Dataset items
◆ ◆ ◆ ◆

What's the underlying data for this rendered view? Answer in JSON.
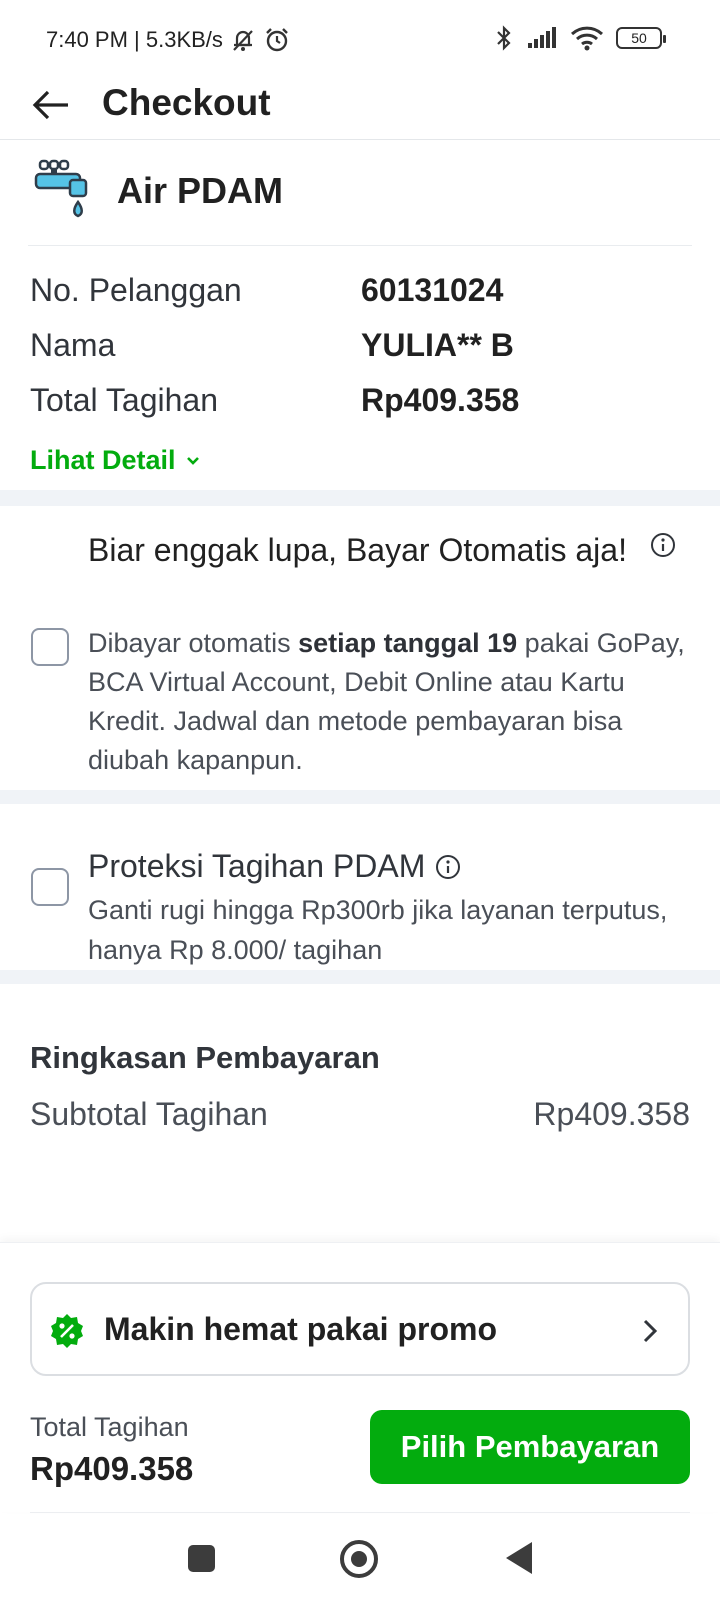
{
  "status_bar": {
    "time_speed": "7:40 PM | 5.3KB/s",
    "battery": "50",
    "icons": [
      "mute-alarm-icon",
      "alarm-clock-icon",
      "bluetooth-icon",
      "signal-icon",
      "wifi-icon",
      "battery-icon"
    ]
  },
  "header": {
    "title": "Checkout",
    "back_icon": "arrow-left-icon"
  },
  "product": {
    "name": "Air PDAM",
    "icon": "water-tap-icon"
  },
  "details": [
    {
      "label": "No. Pelanggan",
      "value": "60131024"
    },
    {
      "label": "Nama",
      "value": "YULIA** B"
    },
    {
      "label": "Total Tagihan",
      "value": "Rp409.358"
    }
  ],
  "lihat_detail": "Lihat Detail",
  "autopay": {
    "title": "Biar enggak lupa, Bayar Otomatis aja!",
    "desc_pre": "Dibayar otomatis ",
    "desc_bold": "setiap tanggal 19",
    "desc_post": " pakai GoPay, BCA Virtual Account, Debit Online atau Kartu Kredit. Jadwal dan metode pembayaran bisa diubah kapanpun.",
    "checked": false
  },
  "protection": {
    "title": "Proteksi Tagihan PDAM",
    "desc": "Ganti rugi hingga Rp300rb jika layanan terputus, hanya Rp 8.000/ tagihan",
    "checked": false
  },
  "summary": {
    "title": "Ringkasan Pembayaran",
    "subtotal_label": "Subtotal Tagihan",
    "subtotal_value": "Rp409.358"
  },
  "promo": {
    "label": "Makin hemat pakai promo"
  },
  "footer": {
    "total_label": "Total Tagihan",
    "total_value": "Rp409.358",
    "pay_button": "Pilih Pembayaran"
  },
  "colors": {
    "brand_green": "#03ac0e",
    "separator": "#f0f3f7",
    "text_primary": "#212121"
  }
}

◆ ◆ ◆ ◆

◆ **What is asked**: Output a faithful copy of the data, with each picture left out.

◆ **Written solution**:
What's the underlying data for this rendered view? Answer in JSON.
{
  "status_bar": {
    "time_speed": "7:40 PM | 5.3KB/s",
    "battery": "50",
    "icons": [
      "mute-alarm-icon",
      "alarm-clock-icon",
      "bluetooth-icon",
      "signal-icon",
      "wifi-icon",
      "battery-icon"
    ]
  },
  "header": {
    "title": "Checkout",
    "back_icon": "arrow-left-icon"
  },
  "product": {
    "name": "Air PDAM",
    "icon": "water-tap-icon"
  },
  "details": [
    {
      "label": "No. Pelanggan",
      "value": "60131024"
    },
    {
      "label": "Nama",
      "value": "YULIA** B"
    },
    {
      "label": "Total Tagihan",
      "value": "Rp409.358"
    }
  ],
  "lihat_detail": "Lihat Detail",
  "autopay": {
    "title": "Biar enggak lupa, Bayar Otomatis aja!",
    "desc_pre": "Dibayar otomatis ",
    "desc_bold": "setiap tanggal 19",
    "desc_post": " pakai GoPay, BCA Virtual Account, Debit Online atau Kartu Kredit. Jadwal dan metode pembayaran bisa diubah kapanpun.",
    "checked": false
  },
  "protection": {
    "title": "Proteksi Tagihan PDAM",
    "desc": "Ganti rugi hingga Rp300rb jika layanan terputus, hanya Rp 8.000/ tagihan",
    "checked": false
  },
  "summary": {
    "title": "Ringkasan Pembayaran",
    "subtotal_label": "Subtotal Tagihan",
    "subtotal_value": "Rp409.358"
  },
  "promo": {
    "label": "Makin hemat pakai promo"
  },
  "footer": {
    "total_label": "Total Tagihan",
    "total_value": "Rp409.358",
    "pay_button": "Pilih Pembayaran"
  },
  "colors": {
    "brand_green": "#03ac0e",
    "separator": "#f0f3f7",
    "text_primary": "#212121"
  }
}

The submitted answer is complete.